>> BEGIN

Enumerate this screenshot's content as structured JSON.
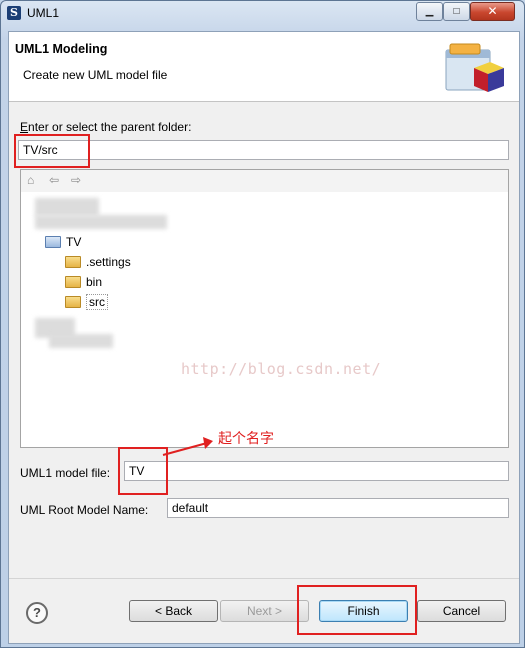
{
  "window": {
    "title": "UML1",
    "minimize_glyph": "▁",
    "maximize_glyph": "□",
    "close_glyph": "✕"
  },
  "header": {
    "title": "UML1 Modeling",
    "description": "Create new UML model file"
  },
  "folder": {
    "label": "Enter or select the parent folder:",
    "label_mnemonic": "E",
    "label_rest": "nter or select the parent folder:",
    "value": "TV/src"
  },
  "tree": {
    "toolbar_icons": [
      "home-icon",
      "back-icon",
      "forward-icon"
    ],
    "nodes": [
      {
        "label": "TV",
        "level": 0,
        "type": "project"
      },
      {
        "label": ".settings",
        "level": 1,
        "type": "folder"
      },
      {
        "label": "bin",
        "level": 1,
        "type": "folder"
      },
      {
        "label": "src",
        "level": 1,
        "type": "folder",
        "selected": true
      }
    ]
  },
  "model_file": {
    "label": "UML1 model file:",
    "value": "TV"
  },
  "root_model": {
    "label": "UML Root Model Name:",
    "value": "default"
  },
  "buttons": {
    "help": "?",
    "back": "< Back",
    "next": "Next >",
    "finish": "Finish",
    "cancel": "Cancel"
  },
  "annotations": {
    "watermark": "http://blog.csdn.net/",
    "note": "起个名字",
    "color": "#e02020"
  }
}
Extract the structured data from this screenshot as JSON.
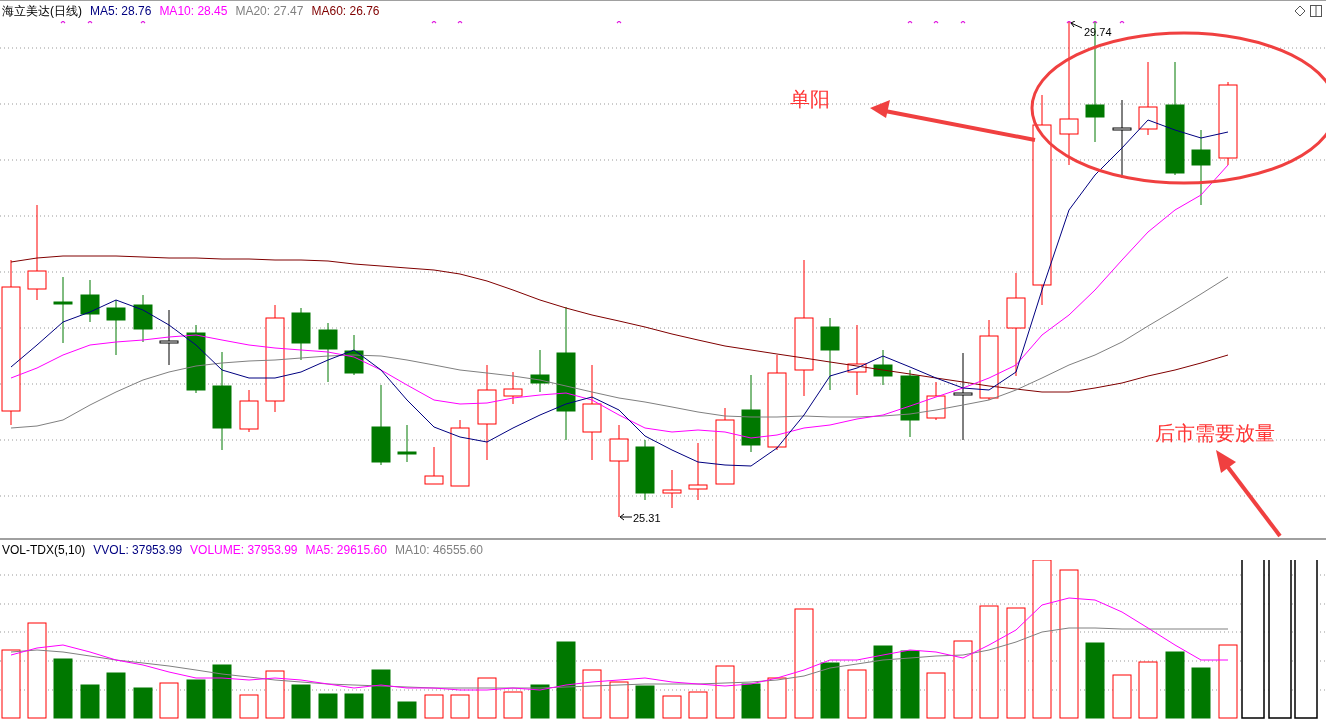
{
  "price_panel": {
    "title": "海立美达(日线)",
    "indicators": [
      {
        "label": "MA5: 28.76",
        "color": "#000080"
      },
      {
        "label": "MA10: 28.45",
        "color": "#ff00ff"
      },
      {
        "label": "MA20: 27.47",
        "color": "#808080"
      },
      {
        "label": "MA60: 26.76",
        "color": "#800000"
      }
    ],
    "high_label": "29.74",
    "low_label": "25.31",
    "annotations": [
      {
        "kind": "arrow-left",
        "text": "单阳"
      },
      {
        "kind": "arrow-up",
        "text": "后市需要放量"
      }
    ]
  },
  "volume_panel": {
    "title": "VOL-TDX(5,10)",
    "indicators": [
      {
        "label": "VVOL: 37953.99",
        "color": "#000080"
      },
      {
        "label": "VOLUME: 37953.99",
        "color": "#ff00ff"
      },
      {
        "label": "MA5: 29615.60",
        "color": "#ff00ff"
      },
      {
        "label": "MA10: 46555.60",
        "color": "#808080"
      }
    ]
  }
}
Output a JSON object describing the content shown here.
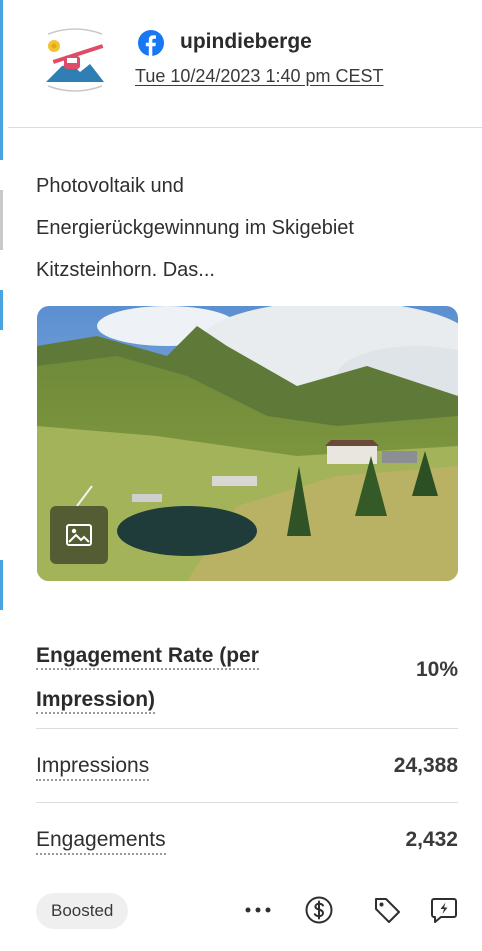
{
  "header": {
    "account_name": "upindieberge",
    "timestamp": "Tue 10/24/2023 1:40 pm CEST"
  },
  "post": {
    "text_lines": [
      "Photovoltaik und",
      "Energierückgewinnung im Skigebiet",
      "Kitzsteinhorn. Das..."
    ]
  },
  "metrics": {
    "engagement_rate": {
      "label_line1": "Engagement Rate (per",
      "label_line2": "Impression)",
      "value": "10%"
    },
    "impressions": {
      "label": "Impressions",
      "value": "24,388"
    },
    "engagements": {
      "label": "Engagements",
      "value": "2,432"
    }
  },
  "footer": {
    "boosted_label": "Boosted",
    "more_icon": "•••",
    "actions": [
      "more-icon",
      "dollar-circle-icon",
      "tag-icon",
      "boost-icon"
    ]
  },
  "colors": {
    "facebook_blue": "#1877f2",
    "accent_tab": "#3b8fd9",
    "divider": "#dcdcdc"
  }
}
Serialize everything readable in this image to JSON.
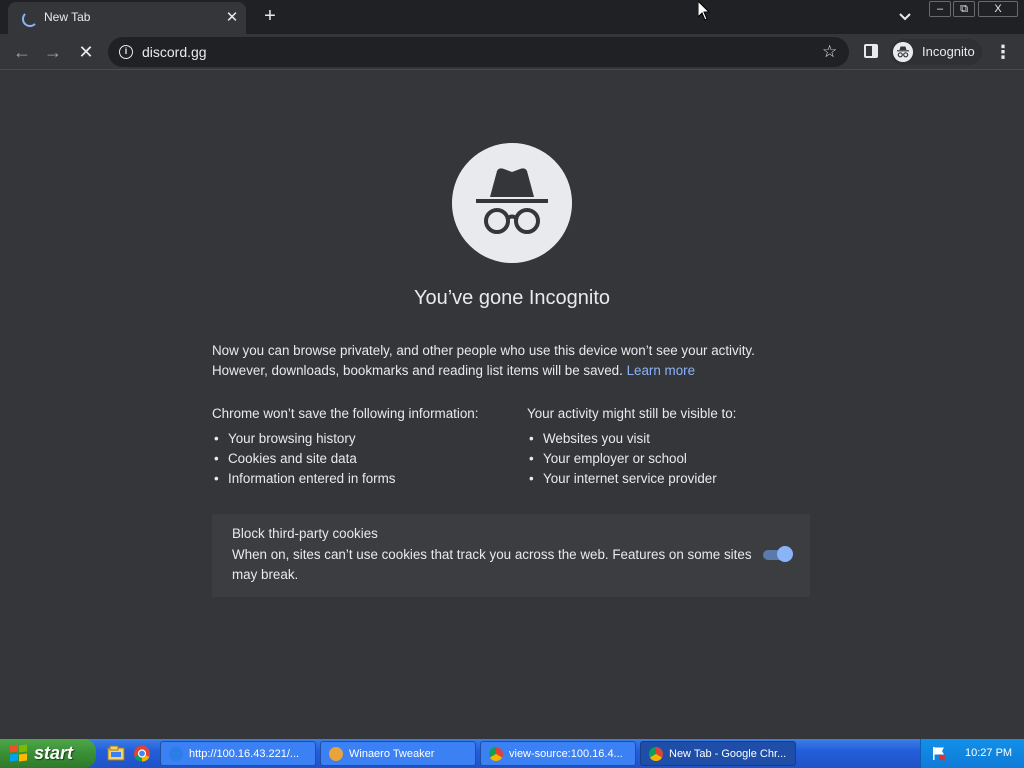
{
  "browser": {
    "tab_title": "New Tab",
    "tab_close": "✕",
    "new_tab": "+",
    "url": "discord.gg",
    "profile_label": "Incognito",
    "window_min": "–",
    "window_max": "⧉",
    "window_close": "X",
    "nav_back": "←",
    "nav_forward": "→",
    "nav_stop": "✕",
    "menu": "⋮",
    "bookmark": "☆"
  },
  "page": {
    "headline": "You’ve gone Incognito",
    "intro_text": "Now you can browse privately, and other people who use this device won’t see your activity. However, downloads, bookmarks and reading list items will be saved.",
    "learn_more": "Learn more",
    "left_column": {
      "heading": "Chrome won’t save the following information:",
      "items": [
        "Your browsing history",
        "Cookies and site data",
        "Information entered in forms"
      ]
    },
    "right_column": {
      "heading": "Your activity might still be visible to:",
      "items": [
        "Websites you visit",
        "Your employer or school",
        "Your internet service provider"
      ]
    },
    "cookies_card": {
      "title": "Block third-party cookies",
      "description": "When on, sites can’t use cookies that track you across the web. Features on some sites may break.",
      "toggle_on": true
    }
  },
  "taskbar": {
    "start_label": "start",
    "tasks": [
      {
        "label": "http://100.16.43.221/...",
        "icon": "ie-icon"
      },
      {
        "label": "Winaero Tweaker",
        "icon": "winaero-icon"
      },
      {
        "label": "view-source:100.16.4...",
        "icon": "chrome-icon"
      },
      {
        "label": "New Tab - Google Chr...",
        "icon": "chrome-icon"
      }
    ],
    "clock": "10:27 PM"
  },
  "colors": {
    "page_bg": "#35363a",
    "link": "#8ab4f8",
    "toggle_on": "#8ab4f8"
  }
}
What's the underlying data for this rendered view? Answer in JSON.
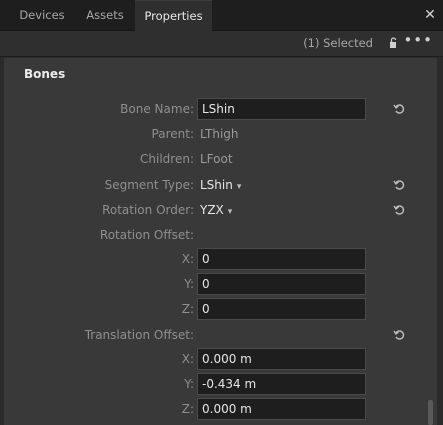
{
  "tabs": [
    {
      "label": "Devices"
    },
    {
      "label": "Assets"
    },
    {
      "label": "Properties"
    }
  ],
  "toolbar": {
    "selected_text": "(1) Selected",
    "lock_icon": "lock-icon",
    "more_icon": "more-options-icon",
    "more_glyph": "•••"
  },
  "close_glyph": "✕",
  "section": {
    "title": "Bones"
  },
  "fields": {
    "bone_name": {
      "label": "Bone Name:",
      "value": "LShin"
    },
    "parent": {
      "label": "Parent:",
      "value": "LThigh"
    },
    "children": {
      "label": "Children:",
      "value": "LFoot"
    },
    "segment_type": {
      "label": "Segment Type:",
      "value": "LShin"
    },
    "rotation_order": {
      "label": "Rotation Order:",
      "value": "YZX"
    },
    "rotation_offset": {
      "label": "Rotation Offset:",
      "x": {
        "label": "X:",
        "value": "0"
      },
      "y": {
        "label": "Y:",
        "value": "0"
      },
      "z": {
        "label": "Z:",
        "value": "0"
      }
    },
    "translation_offset": {
      "label": "Translation Offset:",
      "x": {
        "label": "X:",
        "value": "0.000 m"
      },
      "y": {
        "label": "Y:",
        "value": "-0.434 m"
      },
      "z": {
        "label": "Z:",
        "value": "0.000 m"
      }
    }
  },
  "colors": {
    "background": "#2b2b2b",
    "panel": "#393939",
    "field_bg": "#1e1e1e",
    "text_light": "#e6e6e6",
    "text_muted": "#8f8f8f"
  }
}
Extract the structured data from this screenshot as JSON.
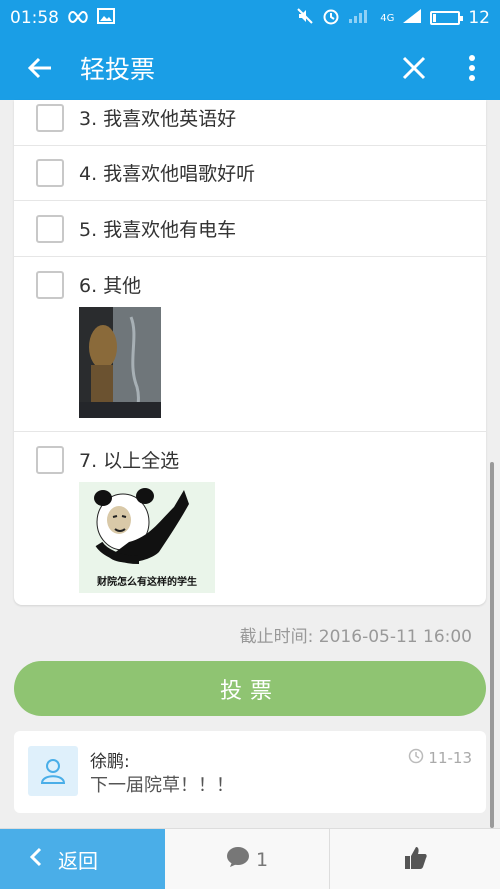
{
  "status_bar": {
    "time": "01:58",
    "network": "4G",
    "battery": "12",
    "battery_level": 0.12,
    "icons": [
      "infinity-icon",
      "image-icon",
      "mute-icon",
      "alarm-icon",
      "signal-icon",
      "battery-icon"
    ]
  },
  "app_bar": {
    "title": "轻投票",
    "icons": [
      "back-arrow-icon",
      "close-icon",
      "more-vertical-icon"
    ]
  },
  "options": [
    {
      "label": "3. 我喜欢他英语好"
    },
    {
      "label": "4. 我喜欢他唱歌好听"
    },
    {
      "label": "5. 我喜欢他有电车"
    },
    {
      "label": "6. 其他",
      "image": "photo-thumbnail"
    },
    {
      "label": "7. 以上全选",
      "image": "panda-meme",
      "image_caption": "财院怎么有这样的学生"
    }
  ],
  "deadline": "截止时间: 2016-05-11 16:00",
  "vote_button": "投票",
  "comment": {
    "name": "徐鹏:",
    "text": "下一届院草！！！",
    "time": "11-13"
  },
  "bottom_bar": {
    "back_label": "返回",
    "comment_count": "1"
  },
  "colors": {
    "primary": "#1a9ee6",
    "vote_button": "#8fc472",
    "back_tab": "#4aaee8"
  }
}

>> END

WHAT YOU HAVE TO DO
Go through the data above and transcribe it in full, omitting any image.

IN RESPONSE
Enumerate this screenshot's content as structured JSON.
{
  "window": {
    "title": "UML1",
    "minimize_glyph": "▁",
    "maximize_glyph": "□",
    "close_glyph": "✕"
  },
  "header": {
    "title": "UML1 Modeling",
    "description": "Create new UML model file"
  },
  "folder": {
    "label": "Enter or select the parent folder:",
    "label_mnemonic": "E",
    "label_rest": "nter or select the parent folder:",
    "value": "TV/src"
  },
  "tree": {
    "toolbar_icons": [
      "home-icon",
      "back-icon",
      "forward-icon"
    ],
    "nodes": [
      {
        "label": "TV",
        "level": 0,
        "type": "project"
      },
      {
        "label": ".settings",
        "level": 1,
        "type": "folder"
      },
      {
        "label": "bin",
        "level": 1,
        "type": "folder"
      },
      {
        "label": "src",
        "level": 1,
        "type": "folder",
        "selected": true
      }
    ]
  },
  "model_file": {
    "label": "UML1 model file:",
    "value": "TV"
  },
  "root_model": {
    "label": "UML Root Model Name:",
    "value": "default"
  },
  "buttons": {
    "help": "?",
    "back": "< Back",
    "next": "Next >",
    "finish": "Finish",
    "cancel": "Cancel"
  },
  "annotations": {
    "watermark": "http://blog.csdn.net/",
    "note": "起个名字",
    "color": "#e02020"
  }
}
Extract the structured data from this screenshot as JSON.
{
  "price_panel": {
    "title": "海立美达(日线)",
    "indicators": [
      {
        "label": "MA5: 28.76",
        "color": "#000080"
      },
      {
        "label": "MA10: 28.45",
        "color": "#ff00ff"
      },
      {
        "label": "MA20: 27.47",
        "color": "#808080"
      },
      {
        "label": "MA60: 26.76",
        "color": "#800000"
      }
    ],
    "high_label": "29.74",
    "low_label": "25.31",
    "annotations": [
      {
        "kind": "arrow-left",
        "text": "单阳"
      },
      {
        "kind": "arrow-up",
        "text": "后市需要放量"
      }
    ]
  },
  "volume_panel": {
    "title": "VOL-TDX(5,10)",
    "indicators": [
      {
        "label": "VVOL: 37953.99",
        "color": "#000080"
      },
      {
        "label": "VOLUME: 37953.99",
        "color": "#ff00ff"
      },
      {
        "label": "MA5: 29615.60",
        "color": "#ff00ff"
      },
      {
        "label": "MA10: 46555.60",
        "color": "#808080"
      }
    ]
  }
}
Output a JSON object describing the content shown here.
{
  "header": {
    "account_name": "upindieberge",
    "timestamp": "Tue 10/24/2023 1:40 pm CEST"
  },
  "post": {
    "text_lines": [
      "Photovoltaik und",
      "Energierückgewinnung im Skigebiet",
      "Kitzsteinhorn. Das..."
    ]
  },
  "metrics": {
    "engagement_rate": {
      "label_line1": "Engagement Rate (per",
      "label_line2": "Impression)",
      "value": "10%"
    },
    "impressions": {
      "label": "Impressions",
      "value": "24,388"
    },
    "engagements": {
      "label": "Engagements",
      "value": "2,432"
    }
  },
  "footer": {
    "boosted_label": "Boosted",
    "more_icon": "•••",
    "actions": [
      "more-icon",
      "dollar-circle-icon",
      "tag-icon",
      "boost-icon"
    ]
  },
  "colors": {
    "facebook_blue": "#1877f2",
    "accent_tab": "#3b8fd9",
    "divider": "#dcdcdc"
  }
}
Serialize everything readable in this image to JSON.
{
  "browser": {
    "tab_title": "New Tab",
    "tab_close": "✕",
    "new_tab": "+",
    "url": "discord.gg",
    "profile_label": "Incognito",
    "window_min": "–",
    "window_max": "⧉",
    "window_close": "X",
    "nav_back": "←",
    "nav_forward": "→",
    "nav_stop": "✕",
    "menu": "⋮",
    "bookmark": "☆"
  },
  "page": {
    "headline": "You’ve gone Incognito",
    "intro_text": "Now you can browse privately, and other people who use this device won’t see your activity. However, downloads, bookmarks and reading list items will be saved.",
    "learn_more": "Learn more",
    "left_column": {
      "heading": "Chrome won’t save the following information:",
      "items": [
        "Your browsing history",
        "Cookies and site data",
        "Information entered in forms"
      ]
    },
    "right_column": {
      "heading": "Your activity might still be visible to:",
      "items": [
        "Websites you visit",
        "Your employer or school",
        "Your internet service provider"
      ]
    },
    "cookies_card": {
      "title": "Block third-party cookies",
      "description": "When on, sites can’t use cookies that track you across the web. Features on some sites may break.",
      "toggle_on": true
    }
  },
  "taskbar": {
    "start_label": "start",
    "tasks": [
      {
        "label": "http://100.16.43.221/...",
        "icon": "ie-icon"
      },
      {
        "label": "Winaero Tweaker",
        "icon": "winaero-icon"
      },
      {
        "label": "view-source:100.16.4...",
        "icon": "chrome-icon"
      },
      {
        "label": "New Tab - Google Chr...",
        "icon": "chrome-icon"
      }
    ],
    "clock": "10:27 PM"
  },
  "colors": {
    "page_bg": "#35363a",
    "link": "#8ab4f8",
    "toggle_on": "#8ab4f8"
  }
}
What's the underlying data for this rendered view? Answer in JSON.
{
  "tabs": [
    {
      "label": "Devices"
    },
    {
      "label": "Assets"
    },
    {
      "label": "Properties"
    }
  ],
  "toolbar": {
    "selected_text": "(1) Selected",
    "lock_icon": "lock-icon",
    "more_icon": "more-options-icon",
    "more_glyph": "•••"
  },
  "close_glyph": "✕",
  "section": {
    "title": "Bones"
  },
  "fields": {
    "bone_name": {
      "label": "Bone Name:",
      "value": "LShin"
    },
    "parent": {
      "label": "Parent:",
      "value": "LThigh"
    },
    "children": {
      "label": "Children:",
      "value": "LFoot"
    },
    "segment_type": {
      "label": "Segment Type:",
      "value": "LShin"
    },
    "rotation_order": {
      "label": "Rotation Order:",
      "value": "YZX"
    },
    "rotation_offset": {
      "label": "Rotation Offset:",
      "x": {
        "label": "X:",
        "value": "0"
      },
      "y": {
        "label": "Y:",
        "value": "0"
      },
      "z": {
        "label": "Z:",
        "value": "0"
      }
    },
    "translation_offset": {
      "label": "Translation Offset:",
      "x": {
        "label": "X:",
        "value": "0.000 m"
      },
      "y": {
        "label": "Y:",
        "value": "-0.434 m"
      },
      "z": {
        "label": "Z:",
        "value": "0.000 m"
      }
    }
  },
  "colors": {
    "background": "#2b2b2b",
    "panel": "#393939",
    "field_bg": "#1e1e1e",
    "text_light": "#e6e6e6",
    "text_muted": "#8f8f8f"
  }
}
Extract the structured data from this screenshot as JSON.
{
  "status_bar": {
    "time": "01:58",
    "network": "4G",
    "battery": "12",
    "battery_level": 0.12,
    "icons": [
      "infinity-icon",
      "image-icon",
      "mute-icon",
      "alarm-icon",
      "signal-icon",
      "battery-icon"
    ]
  },
  "app_bar": {
    "title": "轻投票",
    "icons": [
      "back-arrow-icon",
      "close-icon",
      "more-vertical-icon"
    ]
  },
  "options": [
    {
      "label": "3. 我喜欢他英语好"
    },
    {
      "label": "4. 我喜欢他唱歌好听"
    },
    {
      "label": "5. 我喜欢他有电车"
    },
    {
      "label": "6. 其他",
      "image": "photo-thumbnail"
    },
    {
      "label": "7. 以上全选",
      "image": "panda-meme",
      "image_caption": "财院怎么有这样的学生"
    }
  ],
  "deadline": "截止时间: 2016-05-11 16:00",
  "vote_button": "投票",
  "comment": {
    "name": "徐鹏:",
    "text": "下一届院草！！！",
    "time": "11-13"
  },
  "bottom_bar": {
    "back_label": "返回",
    "comment_count": "1"
  },
  "colors": {
    "primary": "#1a9ee6",
    "vote_button": "#8fc472",
    "back_tab": "#4aaee8"
  }
}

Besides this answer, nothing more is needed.